*Exercise task*
An exact copy of every record is needed.

*Records for this exercise*

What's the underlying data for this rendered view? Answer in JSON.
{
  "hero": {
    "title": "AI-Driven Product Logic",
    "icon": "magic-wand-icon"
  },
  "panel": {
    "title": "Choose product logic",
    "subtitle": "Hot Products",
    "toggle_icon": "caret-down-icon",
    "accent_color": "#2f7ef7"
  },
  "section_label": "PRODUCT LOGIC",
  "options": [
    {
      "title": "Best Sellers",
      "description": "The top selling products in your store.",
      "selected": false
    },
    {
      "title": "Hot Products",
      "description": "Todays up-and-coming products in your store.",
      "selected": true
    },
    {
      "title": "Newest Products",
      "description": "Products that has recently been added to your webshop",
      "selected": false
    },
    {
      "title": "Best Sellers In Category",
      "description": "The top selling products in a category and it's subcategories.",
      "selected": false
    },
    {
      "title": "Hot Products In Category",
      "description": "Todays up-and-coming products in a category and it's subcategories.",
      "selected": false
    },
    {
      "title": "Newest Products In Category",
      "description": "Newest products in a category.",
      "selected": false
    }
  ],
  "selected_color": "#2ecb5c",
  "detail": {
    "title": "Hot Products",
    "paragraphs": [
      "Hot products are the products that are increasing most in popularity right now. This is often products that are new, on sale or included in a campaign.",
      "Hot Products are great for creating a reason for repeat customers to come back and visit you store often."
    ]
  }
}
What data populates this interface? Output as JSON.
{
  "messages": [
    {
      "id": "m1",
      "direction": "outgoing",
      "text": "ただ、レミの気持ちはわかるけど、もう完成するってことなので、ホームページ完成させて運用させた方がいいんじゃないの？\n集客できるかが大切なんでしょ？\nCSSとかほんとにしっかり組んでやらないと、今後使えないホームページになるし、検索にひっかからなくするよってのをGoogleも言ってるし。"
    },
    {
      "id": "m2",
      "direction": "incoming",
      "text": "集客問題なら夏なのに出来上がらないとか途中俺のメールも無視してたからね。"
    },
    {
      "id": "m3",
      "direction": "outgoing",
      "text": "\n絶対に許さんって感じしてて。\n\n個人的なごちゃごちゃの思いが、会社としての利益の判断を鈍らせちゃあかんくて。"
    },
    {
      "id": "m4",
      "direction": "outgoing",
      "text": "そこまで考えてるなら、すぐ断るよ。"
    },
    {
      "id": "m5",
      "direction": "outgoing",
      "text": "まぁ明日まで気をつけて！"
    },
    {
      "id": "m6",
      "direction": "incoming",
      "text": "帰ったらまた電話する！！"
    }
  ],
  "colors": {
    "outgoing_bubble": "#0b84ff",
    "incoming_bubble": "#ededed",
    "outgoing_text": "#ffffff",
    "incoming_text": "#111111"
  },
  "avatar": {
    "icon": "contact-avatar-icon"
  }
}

*Result of this task*
What's the underlying data for this rendered view? Answer in JSON.
{
  "hero": {
    "title": "AI-Driven Product Logic",
    "icon": "magic-wand-icon"
  },
  "panel": {
    "title": "Choose product logic",
    "subtitle": "Hot Products",
    "toggle_icon": "caret-down-icon",
    "accent_color": "#2f7ef7"
  },
  "section_label": "PRODUCT LOGIC",
  "options": [
    {
      "title": "Best Sellers",
      "description": "The top selling products in your store.",
      "selected": false
    },
    {
      "title": "Hot Products",
      "description": "Todays up-and-coming products in your store.",
      "selected": true
    },
    {
      "title": "Newest Products",
      "description": "Products that has recently been added to your webshop",
      "selected": false
    },
    {
      "title": "Best Sellers In Category",
      "description": "The top selling products in a category and it's subcategories.",
      "selected": false
    },
    {
      "title": "Hot Products In Category",
      "description": "Todays up-and-coming products in a category and it's subcategories.",
      "selected": false
    },
    {
      "title": "Newest Products In Category",
      "description": "Newest products in a category.",
      "selected": false
    }
  ],
  "selected_color": "#2ecb5c",
  "detail": {
    "title": "Hot Products",
    "paragraphs": [
      "Hot products are the products that are increasing most in popularity right now. This is often products that are new, on sale or included in a campaign.",
      "Hot Products are great for creating a reason for repeat customers to come back and visit you store often."
    ]
  }
}
What data populates this interface? Output as JSON.
{
  "messages": [
    {
      "id": "m1",
      "direction": "outgoing",
      "text": "ただ、レミの気持ちはわかるけど、もう完成するってことなので、ホームページ完成させて運用させた方がいいんじゃないの？\n集客できるかが大切なんでしょ？\nCSSとかほんとにしっかり組んでやらないと、今後使えないホームページになるし、検索にひっかからなくするよってのをGoogleも言ってるし。"
    },
    {
      "id": "m2",
      "direction": "incoming",
      "text": "集客問題なら夏なのに出来上がらないとか途中俺のメールも無視してたからね。"
    },
    {
      "id": "m3",
      "direction": "outgoing",
      "text": "\n絶対に許さんって感じしてて。\n\n個人的なごちゃごちゃの思いが、会社としての利益の判断を鈍らせちゃあかんくて。"
    },
    {
      "id": "m4",
      "direction": "outgoing",
      "text": "そこまで考えてるなら、すぐ断るよ。"
    },
    {
      "id": "m5",
      "direction": "outgoing",
      "text": "まぁ明日まで気をつけて！"
    },
    {
      "id": "m6",
      "direction": "incoming",
      "text": "帰ったらまた電話する！！"
    }
  ],
  "colors": {
    "outgoing_bubble": "#0b84ff",
    "incoming_bubble": "#ededed",
    "outgoing_text": "#ffffff",
    "incoming_text": "#111111"
  },
  "avatar": {
    "icon": "contact-avatar-icon"
  }
}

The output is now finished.